CHALLENGE. Your job is to restate each entry word for word.

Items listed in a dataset
================================

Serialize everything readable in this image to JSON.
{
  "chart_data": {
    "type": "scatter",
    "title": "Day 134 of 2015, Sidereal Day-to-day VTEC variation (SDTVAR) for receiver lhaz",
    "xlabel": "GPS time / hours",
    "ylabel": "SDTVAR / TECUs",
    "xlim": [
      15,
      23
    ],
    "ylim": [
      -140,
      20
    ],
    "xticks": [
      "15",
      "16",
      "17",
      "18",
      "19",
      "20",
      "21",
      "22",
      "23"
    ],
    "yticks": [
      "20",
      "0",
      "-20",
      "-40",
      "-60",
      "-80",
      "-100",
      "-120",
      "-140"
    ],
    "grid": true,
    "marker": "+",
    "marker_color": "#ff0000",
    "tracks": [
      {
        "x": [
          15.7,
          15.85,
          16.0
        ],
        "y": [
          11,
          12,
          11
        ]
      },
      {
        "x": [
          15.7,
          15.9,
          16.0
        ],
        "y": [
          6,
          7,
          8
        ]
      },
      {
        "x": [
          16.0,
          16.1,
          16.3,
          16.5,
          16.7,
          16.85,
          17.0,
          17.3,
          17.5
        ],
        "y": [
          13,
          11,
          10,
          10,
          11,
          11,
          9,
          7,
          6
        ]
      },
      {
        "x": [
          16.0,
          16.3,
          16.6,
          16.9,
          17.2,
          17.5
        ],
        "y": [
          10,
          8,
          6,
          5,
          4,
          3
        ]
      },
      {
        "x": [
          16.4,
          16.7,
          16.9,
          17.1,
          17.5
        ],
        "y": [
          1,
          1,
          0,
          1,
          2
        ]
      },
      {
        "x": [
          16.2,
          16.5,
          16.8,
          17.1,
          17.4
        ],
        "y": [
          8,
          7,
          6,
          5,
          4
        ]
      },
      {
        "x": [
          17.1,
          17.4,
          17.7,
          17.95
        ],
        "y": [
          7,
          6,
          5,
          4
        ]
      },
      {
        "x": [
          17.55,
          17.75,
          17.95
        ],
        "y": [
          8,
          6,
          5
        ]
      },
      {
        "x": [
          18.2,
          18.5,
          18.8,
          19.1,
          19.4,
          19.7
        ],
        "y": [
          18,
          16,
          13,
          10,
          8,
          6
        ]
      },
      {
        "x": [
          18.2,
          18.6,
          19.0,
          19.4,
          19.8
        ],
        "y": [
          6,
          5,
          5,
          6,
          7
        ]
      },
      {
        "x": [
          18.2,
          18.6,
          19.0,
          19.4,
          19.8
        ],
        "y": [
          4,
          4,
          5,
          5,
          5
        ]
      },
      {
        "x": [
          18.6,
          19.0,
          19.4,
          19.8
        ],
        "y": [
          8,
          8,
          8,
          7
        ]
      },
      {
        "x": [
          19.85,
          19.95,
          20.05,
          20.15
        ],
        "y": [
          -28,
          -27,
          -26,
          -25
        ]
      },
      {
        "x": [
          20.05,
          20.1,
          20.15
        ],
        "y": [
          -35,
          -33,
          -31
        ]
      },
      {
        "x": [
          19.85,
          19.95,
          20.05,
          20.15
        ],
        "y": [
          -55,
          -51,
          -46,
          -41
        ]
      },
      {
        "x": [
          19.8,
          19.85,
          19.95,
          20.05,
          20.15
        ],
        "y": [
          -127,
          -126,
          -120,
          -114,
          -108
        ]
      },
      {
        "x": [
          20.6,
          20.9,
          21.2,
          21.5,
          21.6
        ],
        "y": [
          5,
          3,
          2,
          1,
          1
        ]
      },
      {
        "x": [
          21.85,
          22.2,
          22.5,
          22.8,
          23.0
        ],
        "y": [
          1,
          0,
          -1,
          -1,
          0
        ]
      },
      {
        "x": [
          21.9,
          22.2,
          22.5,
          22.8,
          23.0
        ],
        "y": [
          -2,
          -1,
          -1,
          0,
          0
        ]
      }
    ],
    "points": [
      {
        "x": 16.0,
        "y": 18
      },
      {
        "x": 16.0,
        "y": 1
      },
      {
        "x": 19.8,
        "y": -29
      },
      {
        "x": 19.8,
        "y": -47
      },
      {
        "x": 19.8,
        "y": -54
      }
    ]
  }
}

================================

SOLUTION TO THE EXERCISE.
Serialize everything readable in this image to JSON.
{
  "chart_data": {
    "type": "scatter",
    "title": "Day 134 of 2015, Sidereal Day-to-day VTEC variation (SDTVAR) for receiver lhaz",
    "xlabel": "GPS time / hours",
    "ylabel": "SDTVAR / TECUs",
    "xlim": [
      15,
      23
    ],
    "ylim": [
      -140,
      20
    ],
    "xticks": [
      "15",
      "16",
      "17",
      "18",
      "19",
      "20",
      "21",
      "22",
      "23"
    ],
    "yticks": [
      "20",
      "0",
      "-20",
      "-40",
      "-60",
      "-80",
      "-100",
      "-120",
      "-140"
    ],
    "grid": true,
    "marker": "+",
    "marker_color": "#ff0000",
    "tracks": [
      {
        "x": [
          15.7,
          15.85,
          16.0
        ],
        "y": [
          11,
          12,
          11
        ]
      },
      {
        "x": [
          15.7,
          15.9,
          16.0
        ],
        "y": [
          6,
          7,
          8
        ]
      },
      {
        "x": [
          16.0,
          16.1,
          16.3,
          16.5,
          16.7,
          16.85,
          17.0,
          17.3,
          17.5
        ],
        "y": [
          13,
          11,
          10,
          10,
          11,
          11,
          9,
          7,
          6
        ]
      },
      {
        "x": [
          16.0,
          16.3,
          16.6,
          16.9,
          17.2,
          17.5
        ],
        "y": [
          10,
          8,
          6,
          5,
          4,
          3
        ]
      },
      {
        "x": [
          16.4,
          16.7,
          16.9,
          17.1,
          17.5
        ],
        "y": [
          1,
          1,
          0,
          1,
          2
        ]
      },
      {
        "x": [
          16.2,
          16.5,
          16.8,
          17.1,
          17.4
        ],
        "y": [
          8,
          7,
          6,
          5,
          4
        ]
      },
      {
        "x": [
          17.1,
          17.4,
          17.7,
          17.95
        ],
        "y": [
          7,
          6,
          5,
          4
        ]
      },
      {
        "x": [
          17.55,
          17.75,
          17.95
        ],
        "y": [
          8,
          6,
          5
        ]
      },
      {
        "x": [
          18.2,
          18.5,
          18.8,
          19.1,
          19.4,
          19.7
        ],
        "y": [
          18,
          16,
          13,
          10,
          8,
          6
        ]
      },
      {
        "x": [
          18.2,
          18.6,
          19.0,
          19.4,
          19.8
        ],
        "y": [
          6,
          5,
          5,
          6,
          7
        ]
      },
      {
        "x": [
          18.2,
          18.6,
          19.0,
          19.4,
          19.8
        ],
        "y": [
          4,
          4,
          5,
          5,
          5
        ]
      },
      {
        "x": [
          18.6,
          19.0,
          19.4,
          19.8
        ],
        "y": [
          8,
          8,
          8,
          7
        ]
      },
      {
        "x": [
          19.85,
          19.95,
          20.05,
          20.15
        ],
        "y": [
          -28,
          -27,
          -26,
          -25
        ]
      },
      {
        "x": [
          20.05,
          20.1,
          20.15
        ],
        "y": [
          -35,
          -33,
          -31
        ]
      },
      {
        "x": [
          19.85,
          19.95,
          20.05,
          20.15
        ],
        "y": [
          -55,
          -51,
          -46,
          -41
        ]
      },
      {
        "x": [
          19.8,
          19.85,
          19.95,
          20.05,
          20.15
        ],
        "y": [
          -127,
          -126,
          -120,
          -114,
          -108
        ]
      },
      {
        "x": [
          20.6,
          20.9,
          21.2,
          21.5,
          21.6
        ],
        "y": [
          5,
          3,
          2,
          1,
          1
        ]
      },
      {
        "x": [
          21.85,
          22.2,
          22.5,
          22.8,
          23.0
        ],
        "y": [
          1,
          0,
          -1,
          -1,
          0
        ]
      },
      {
        "x": [
          21.9,
          22.2,
          22.5,
          22.8,
          23.0
        ],
        "y": [
          -2,
          -1,
          -1,
          0,
          0
        ]
      }
    ],
    "points": [
      {
        "x": 16.0,
        "y": 18
      },
      {
        "x": 16.0,
        "y": 1
      },
      {
        "x": 19.8,
        "y": -29
      },
      {
        "x": 19.8,
        "y": -47
      },
      {
        "x": 19.8,
        "y": -54
      }
    ]
  }
}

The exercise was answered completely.